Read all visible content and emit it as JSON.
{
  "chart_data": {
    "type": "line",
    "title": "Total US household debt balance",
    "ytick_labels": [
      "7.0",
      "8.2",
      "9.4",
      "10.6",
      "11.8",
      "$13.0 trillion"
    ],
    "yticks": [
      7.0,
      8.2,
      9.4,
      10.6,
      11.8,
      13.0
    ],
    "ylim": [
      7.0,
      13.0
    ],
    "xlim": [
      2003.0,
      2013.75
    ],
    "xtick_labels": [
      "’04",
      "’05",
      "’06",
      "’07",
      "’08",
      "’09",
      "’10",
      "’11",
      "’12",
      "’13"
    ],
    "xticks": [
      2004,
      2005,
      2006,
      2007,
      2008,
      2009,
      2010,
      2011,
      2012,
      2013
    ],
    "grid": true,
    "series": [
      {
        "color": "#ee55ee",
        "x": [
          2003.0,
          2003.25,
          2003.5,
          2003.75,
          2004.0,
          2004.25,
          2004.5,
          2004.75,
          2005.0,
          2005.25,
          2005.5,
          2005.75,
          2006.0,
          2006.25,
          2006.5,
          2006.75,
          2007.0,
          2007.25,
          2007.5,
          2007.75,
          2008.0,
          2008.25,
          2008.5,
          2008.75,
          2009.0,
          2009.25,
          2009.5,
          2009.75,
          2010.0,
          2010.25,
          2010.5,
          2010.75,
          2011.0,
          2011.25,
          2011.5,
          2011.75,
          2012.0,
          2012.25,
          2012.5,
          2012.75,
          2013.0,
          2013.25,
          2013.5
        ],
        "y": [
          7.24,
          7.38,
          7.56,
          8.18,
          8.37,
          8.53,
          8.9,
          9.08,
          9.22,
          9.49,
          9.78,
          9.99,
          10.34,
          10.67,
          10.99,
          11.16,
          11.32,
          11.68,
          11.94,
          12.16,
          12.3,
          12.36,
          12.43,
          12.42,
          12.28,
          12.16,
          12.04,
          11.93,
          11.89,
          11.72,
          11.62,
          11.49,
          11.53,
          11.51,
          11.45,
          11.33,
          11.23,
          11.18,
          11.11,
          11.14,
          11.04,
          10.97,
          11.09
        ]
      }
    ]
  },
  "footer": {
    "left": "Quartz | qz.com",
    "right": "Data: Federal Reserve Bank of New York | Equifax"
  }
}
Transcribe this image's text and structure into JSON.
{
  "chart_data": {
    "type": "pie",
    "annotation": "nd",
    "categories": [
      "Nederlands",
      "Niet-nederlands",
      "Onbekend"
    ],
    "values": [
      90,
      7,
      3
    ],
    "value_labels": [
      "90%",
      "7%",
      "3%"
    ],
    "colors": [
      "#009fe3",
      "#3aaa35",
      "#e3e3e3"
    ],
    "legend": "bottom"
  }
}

────

Retype the material in full, character for character.

OUTPUT BELOW:
Read all visible content and emit it as JSON.
{
  "chart_data": {
    "type": "line",
    "title": "Total US household debt balance",
    "ytick_labels": [
      "7.0",
      "8.2",
      "9.4",
      "10.6",
      "11.8",
      "$13.0 trillion"
    ],
    "yticks": [
      7.0,
      8.2,
      9.4,
      10.6,
      11.8,
      13.0
    ],
    "ylim": [
      7.0,
      13.0
    ],
    "xlim": [
      2003.0,
      2013.75
    ],
    "xtick_labels": [
      "’04",
      "’05",
      "’06",
      "’07",
      "’08",
      "’09",
      "’10",
      "’11",
      "’12",
      "’13"
    ],
    "xticks": [
      2004,
      2005,
      2006,
      2007,
      2008,
      2009,
      2010,
      2011,
      2012,
      2013
    ],
    "grid": true,
    "series": [
      {
        "color": "#ee55ee",
        "x": [
          2003.0,
          2003.25,
          2003.5,
          2003.75,
          2004.0,
          2004.25,
          2004.5,
          2004.75,
          2005.0,
          2005.25,
          2005.5,
          2005.75,
          2006.0,
          2006.25,
          2006.5,
          2006.75,
          2007.0,
          2007.25,
          2007.5,
          2007.75,
          2008.0,
          2008.25,
          2008.5,
          2008.75,
          2009.0,
          2009.25,
          2009.5,
          2009.75,
          2010.0,
          2010.25,
          2010.5,
          2010.75,
          2011.0,
          2011.25,
          2011.5,
          2011.75,
          2012.0,
          2012.25,
          2012.5,
          2012.75,
          2013.0,
          2013.25,
          2013.5
        ],
        "y": [
          7.24,
          7.38,
          7.56,
          8.18,
          8.37,
          8.53,
          8.9,
          9.08,
          9.22,
          9.49,
          9.78,
          9.99,
          10.34,
          10.67,
          10.99,
          11.16,
          11.32,
          11.68,
          11.94,
          12.16,
          12.3,
          12.36,
          12.43,
          12.42,
          12.28,
          12.16,
          12.04,
          11.93,
          11.89,
          11.72,
          11.62,
          11.49,
          11.53,
          11.51,
          11.45,
          11.33,
          11.23,
          11.18,
          11.11,
          11.14,
          11.04,
          10.97,
          11.09
        ]
      }
    ]
  },
  "footer": {
    "left": "Quartz | qz.com",
    "right": "Data: Federal Reserve Bank of New York | Equifax"
  }
}
Transcribe this image's text and structure into JSON.
{
  "chart_data": {
    "type": "pie",
    "annotation": "nd",
    "categories": [
      "Nederlands",
      "Niet-nederlands",
      "Onbekend"
    ],
    "values": [
      90,
      7,
      3
    ],
    "value_labels": [
      "90%",
      "7%",
      "3%"
    ],
    "colors": [
      "#009fe3",
      "#3aaa35",
      "#e3e3e3"
    ],
    "legend": "bottom"
  }
}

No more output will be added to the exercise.